↓

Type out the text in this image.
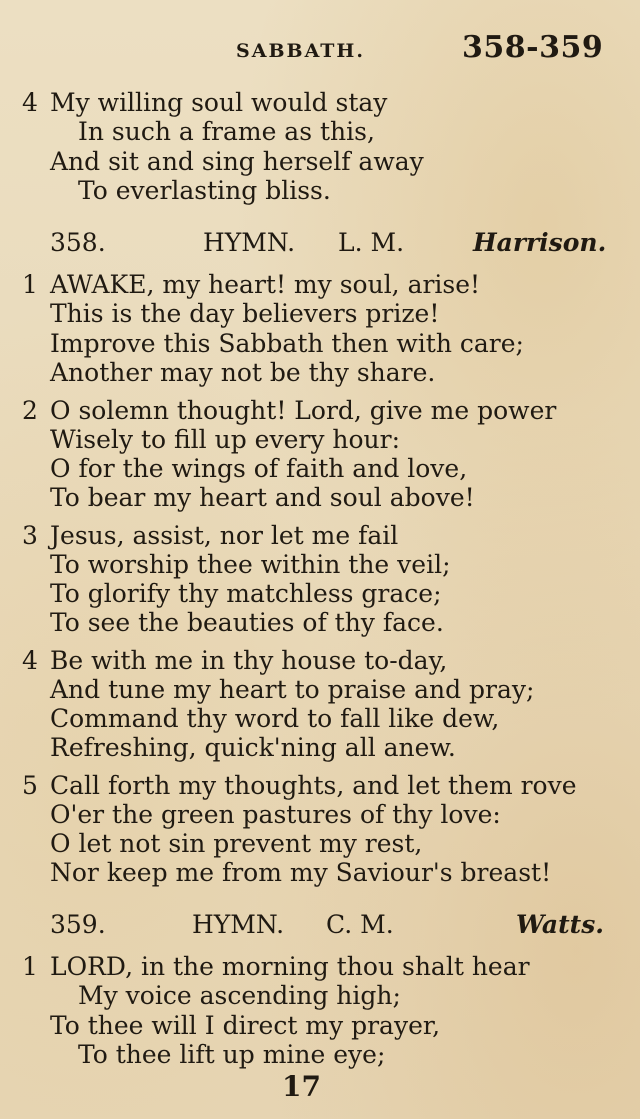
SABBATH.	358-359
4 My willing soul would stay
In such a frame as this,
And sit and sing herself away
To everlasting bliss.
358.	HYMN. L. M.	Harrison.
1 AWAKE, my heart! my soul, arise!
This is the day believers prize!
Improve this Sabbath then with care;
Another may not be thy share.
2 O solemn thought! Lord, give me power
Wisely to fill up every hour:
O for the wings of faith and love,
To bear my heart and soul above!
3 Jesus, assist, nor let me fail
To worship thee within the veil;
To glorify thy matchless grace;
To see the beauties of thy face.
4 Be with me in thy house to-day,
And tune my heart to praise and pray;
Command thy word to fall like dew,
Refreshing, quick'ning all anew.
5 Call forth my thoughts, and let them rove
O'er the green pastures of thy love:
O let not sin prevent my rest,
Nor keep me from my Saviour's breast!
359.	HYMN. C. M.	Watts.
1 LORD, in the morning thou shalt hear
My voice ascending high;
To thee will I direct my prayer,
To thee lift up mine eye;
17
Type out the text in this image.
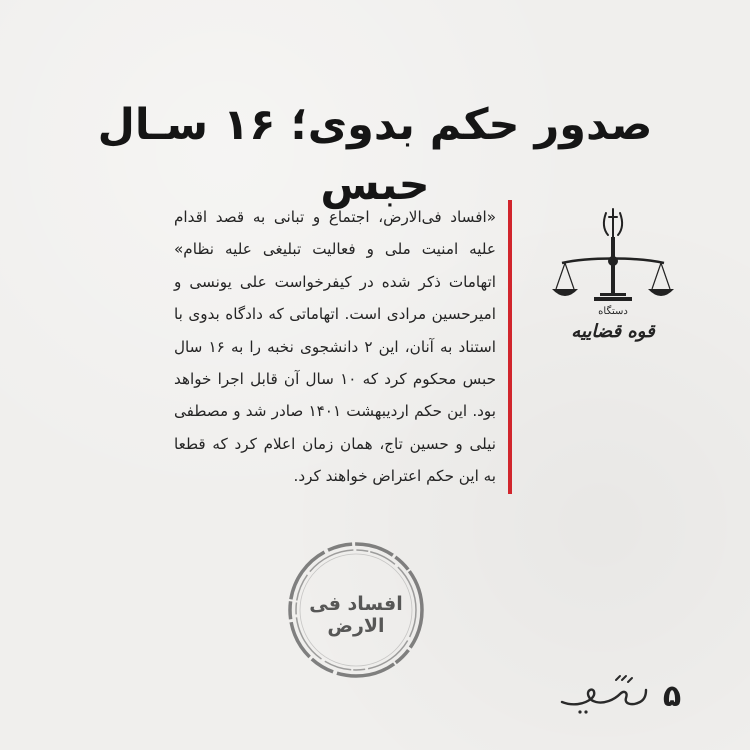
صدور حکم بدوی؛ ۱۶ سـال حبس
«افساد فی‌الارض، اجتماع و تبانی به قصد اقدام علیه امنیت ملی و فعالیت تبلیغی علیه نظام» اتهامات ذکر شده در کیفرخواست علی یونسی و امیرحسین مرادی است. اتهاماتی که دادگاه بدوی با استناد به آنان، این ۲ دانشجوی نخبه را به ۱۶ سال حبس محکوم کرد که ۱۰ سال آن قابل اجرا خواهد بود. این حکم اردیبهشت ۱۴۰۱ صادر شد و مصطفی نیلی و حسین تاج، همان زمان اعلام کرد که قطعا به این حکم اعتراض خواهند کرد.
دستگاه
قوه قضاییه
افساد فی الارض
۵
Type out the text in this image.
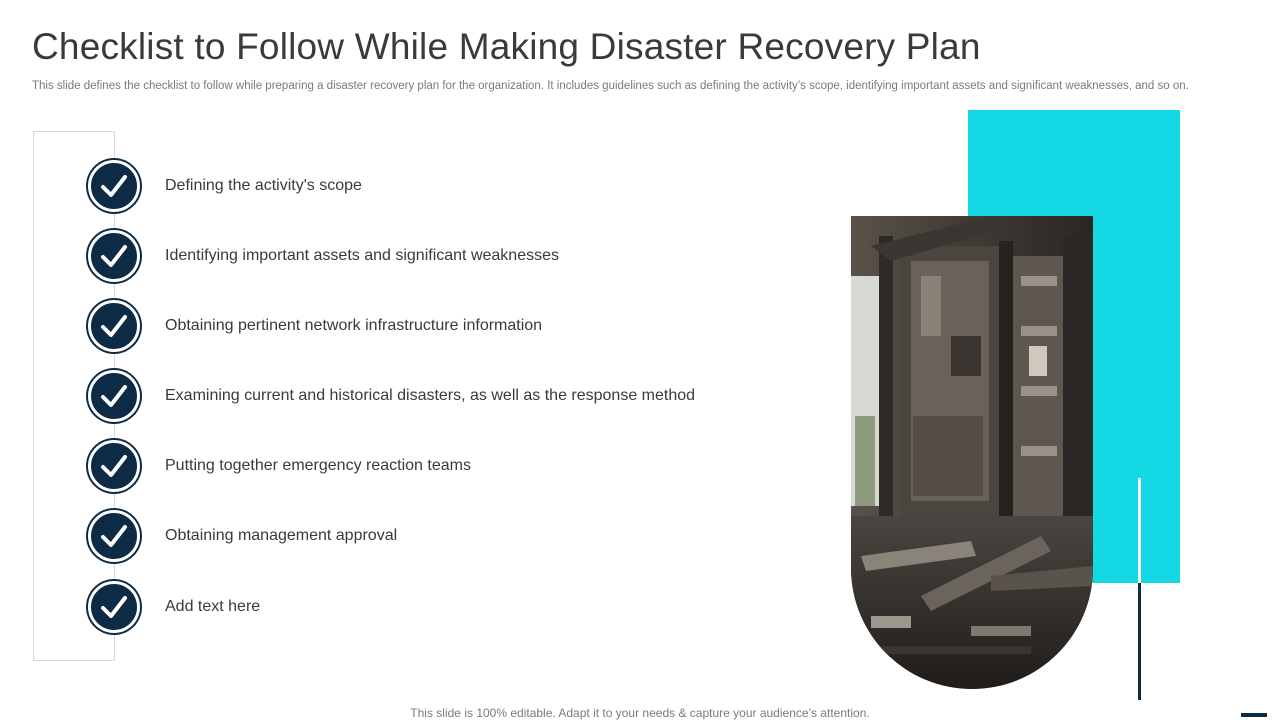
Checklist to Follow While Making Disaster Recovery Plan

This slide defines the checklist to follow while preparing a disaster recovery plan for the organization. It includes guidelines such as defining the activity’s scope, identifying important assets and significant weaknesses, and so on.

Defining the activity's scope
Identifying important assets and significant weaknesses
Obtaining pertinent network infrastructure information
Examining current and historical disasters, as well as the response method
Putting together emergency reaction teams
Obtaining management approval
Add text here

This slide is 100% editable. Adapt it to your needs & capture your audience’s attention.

↑

Find the word "افساد" in the material, then list each line that holds it.

## TASK SOLUTION
«افساد فی‌الارض، اجتماع و تبانی به قصد اقدام علیه امنیت ملی و فعالیت تبلیغی علیه نظام» اتهامات ذکر شده در کیفرخواست علی یونسی و امیرحسین مرادی است. اتهاماتی که دادگاه بدوی با استناد به آنان، این ۲ دانشجوی نخبه را به ۱۶ سال حبس محکوم کرد که ۱۰ سال آن قابل اجرا خواهد بود. این حکم اردیبهشت ۱۴۰۱ صادر شد و مصطفی نیلی و حسین تاج، همان زمان اعلام کرد که قطعا به این حکم اعتراض خواهند کرد.
افساد فی الارض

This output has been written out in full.